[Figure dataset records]
********************

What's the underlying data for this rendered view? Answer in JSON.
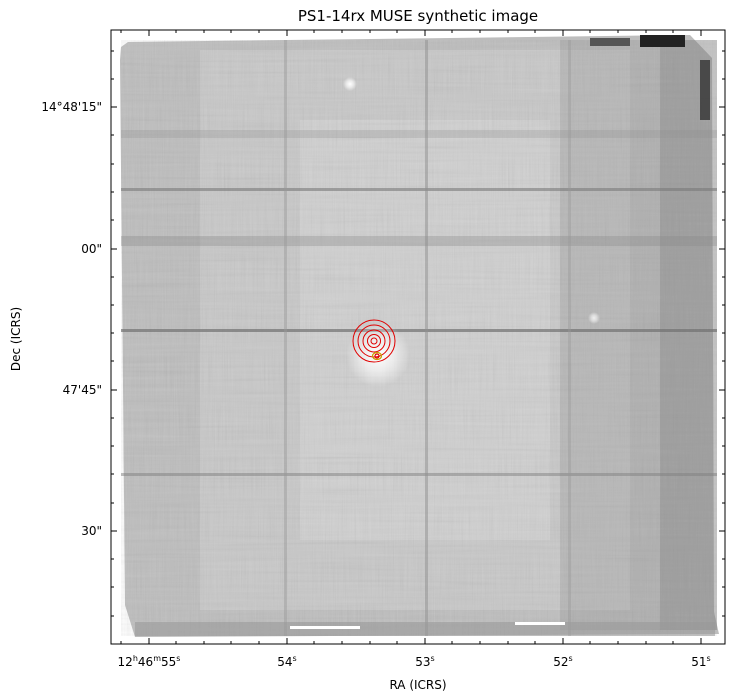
{
  "figure": {
    "title": "PS1-14rx MUSE synthetic image",
    "xlabel": "RA (ICRS)",
    "ylabel": "Dec (ICRS)",
    "ra_ticks": [
      {
        "h": "12",
        "m": "46",
        "s": "55",
        "full": true
      },
      {
        "s": "54"
      },
      {
        "s": "53"
      },
      {
        "s": "52"
      },
      {
        "s": "51"
      }
    ],
    "dec_ticks": [
      "14°48'15\"",
      "00\"",
      "47'45\"",
      "30\""
    ],
    "colormap": "greyscale",
    "marker_color": "#e00000",
    "host_marker_color": "#c8a000"
  }
}
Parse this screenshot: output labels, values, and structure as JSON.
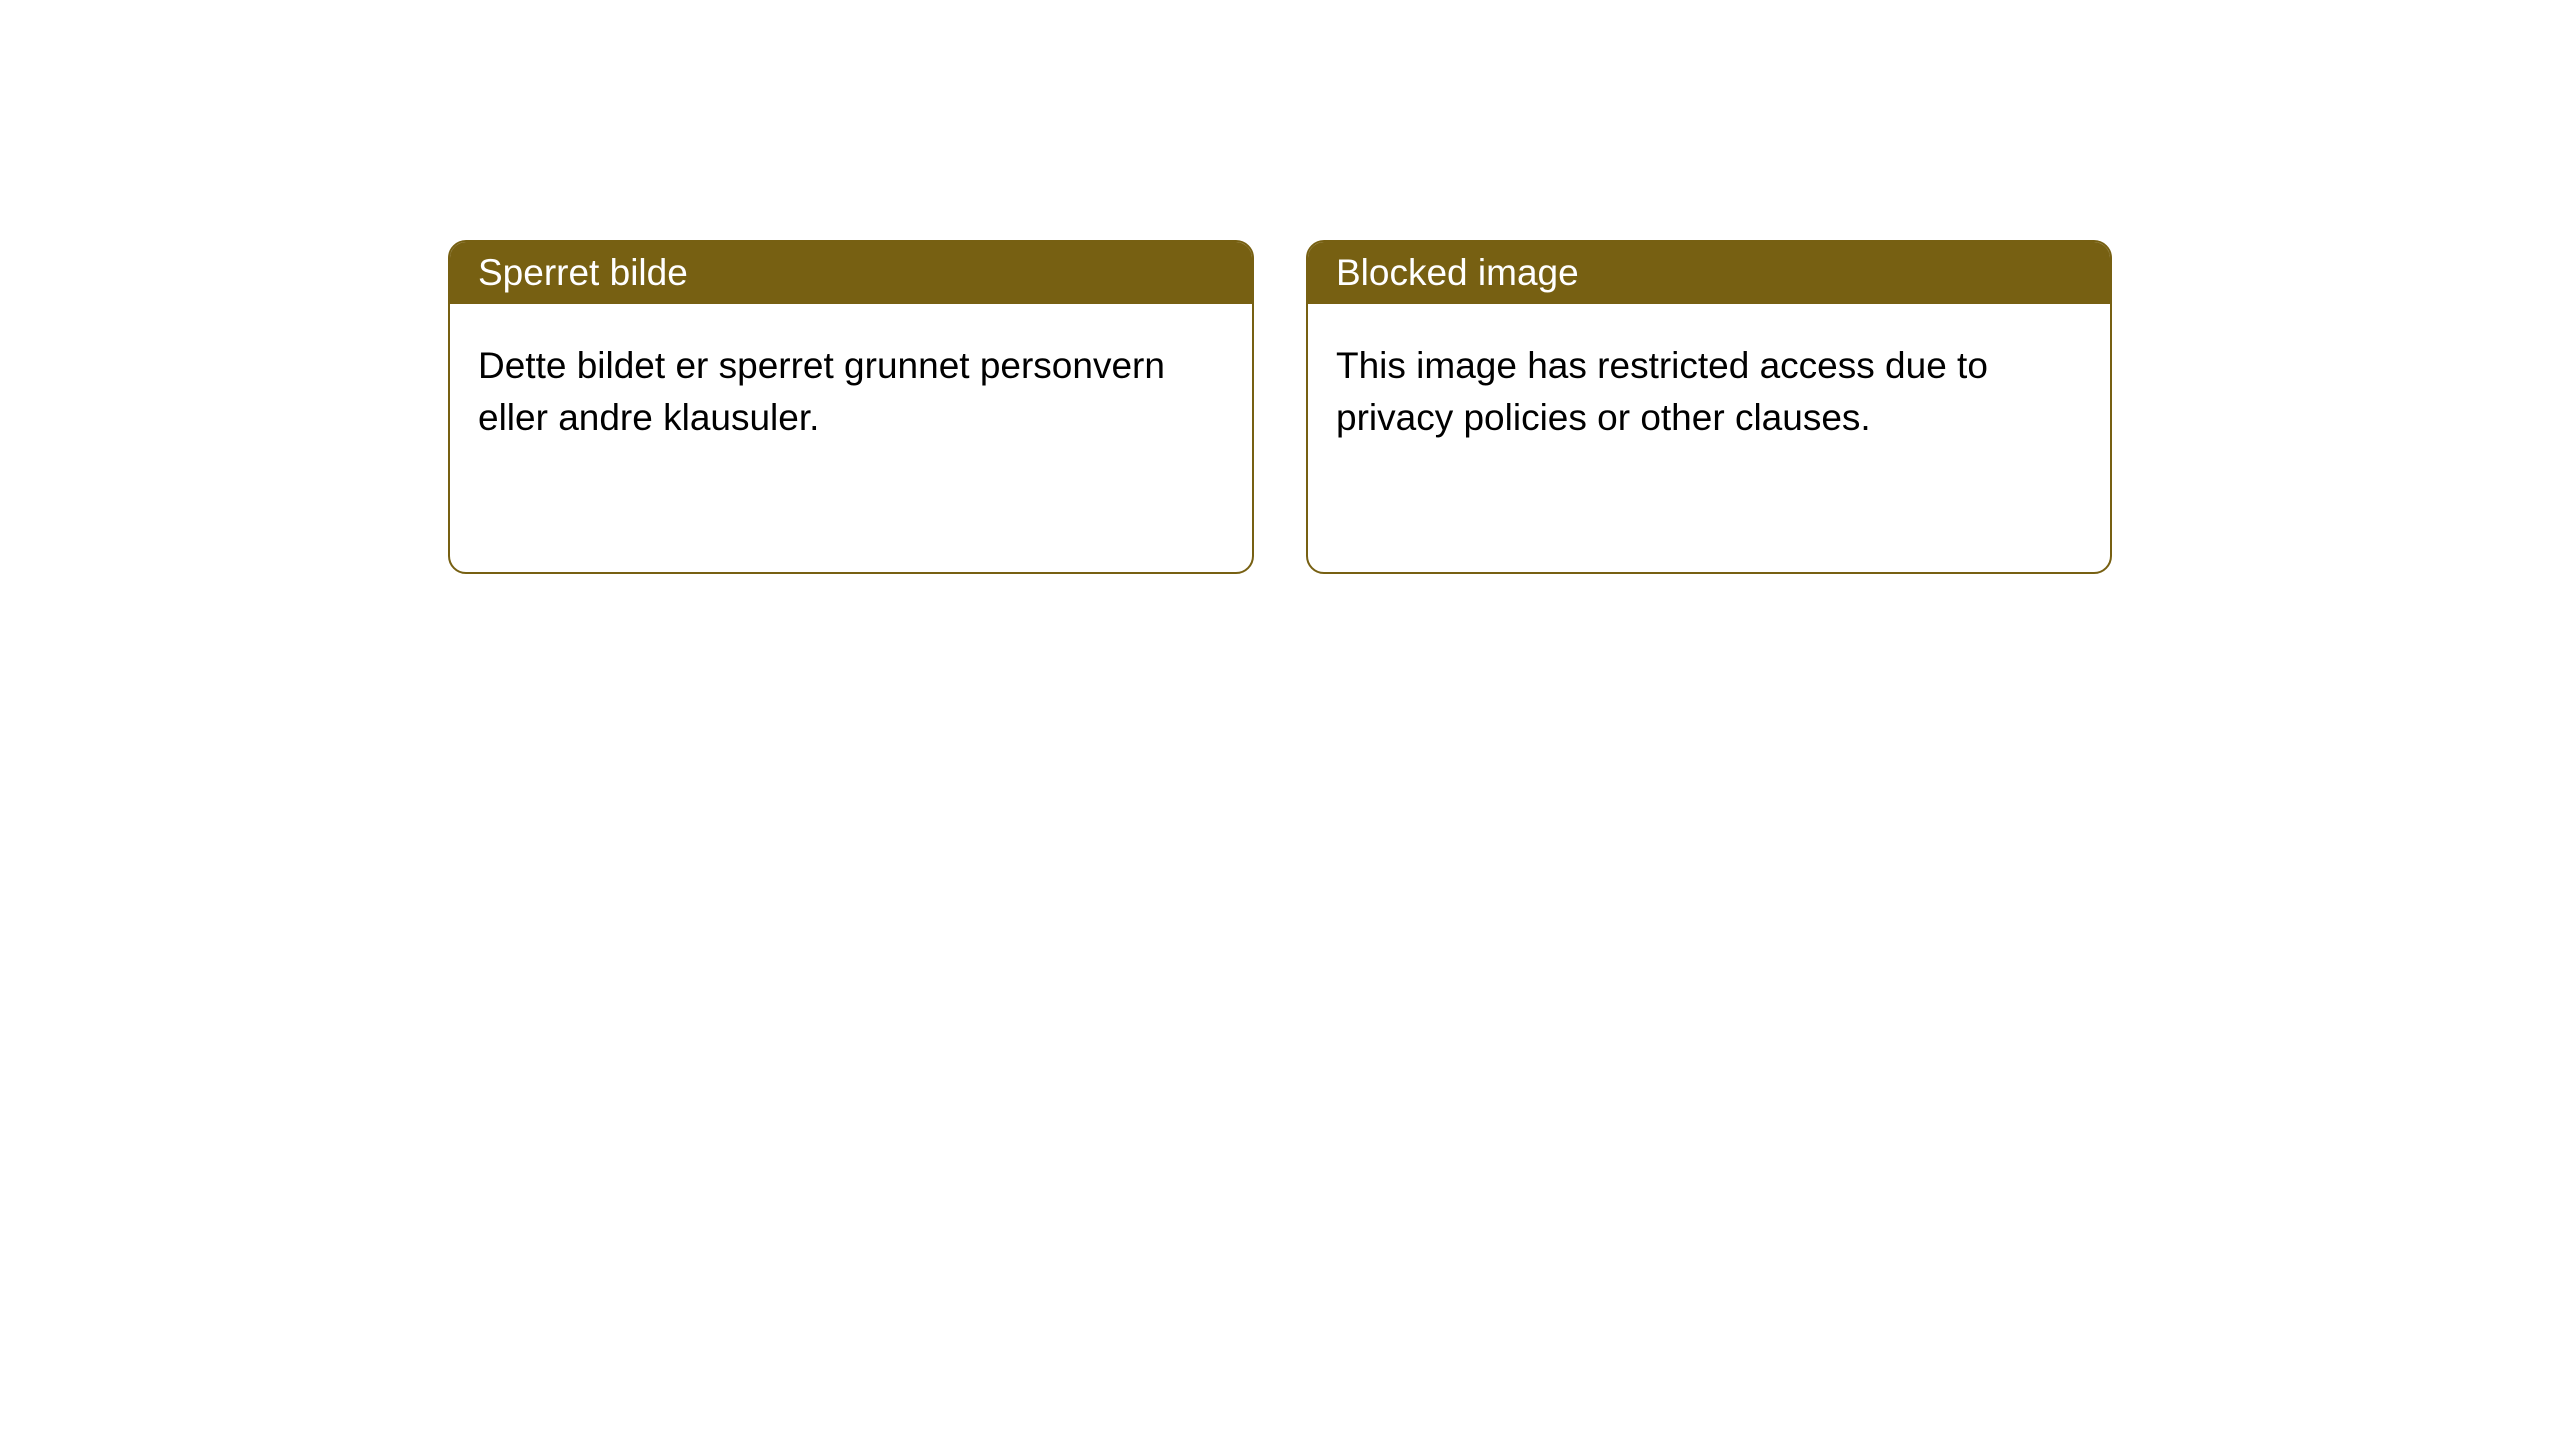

********************

Task prompt — Drop the images and quote the entries word for word.

Answer to this task —
What's the underlying data for this rendered view? Answer in JSON.
{
  "figure": {
    "title": "PS1-14rx MUSE synthetic image",
    "xlabel": "RA (ICRS)",
    "ylabel": "Dec (ICRS)",
    "ra_ticks": [
      {
        "h": "12",
        "m": "46",
        "s": "55",
        "full": true
      },
      {
        "s": "54"
      },
      {
        "s": "53"
      },
      {
        "s": "52"
      },
      {
        "s": "51"
      }
    ],
    "dec_ticks": [
      "14°48'15\"",
      "00\"",
      "47'45\"",
      "30\""
    ],
    "colormap": "greyscale",
    "marker_color": "#e00000",
    "host_marker_color": "#c8a000"
  }
}
Parse this screenshot: output labels, values, and structure as JSON.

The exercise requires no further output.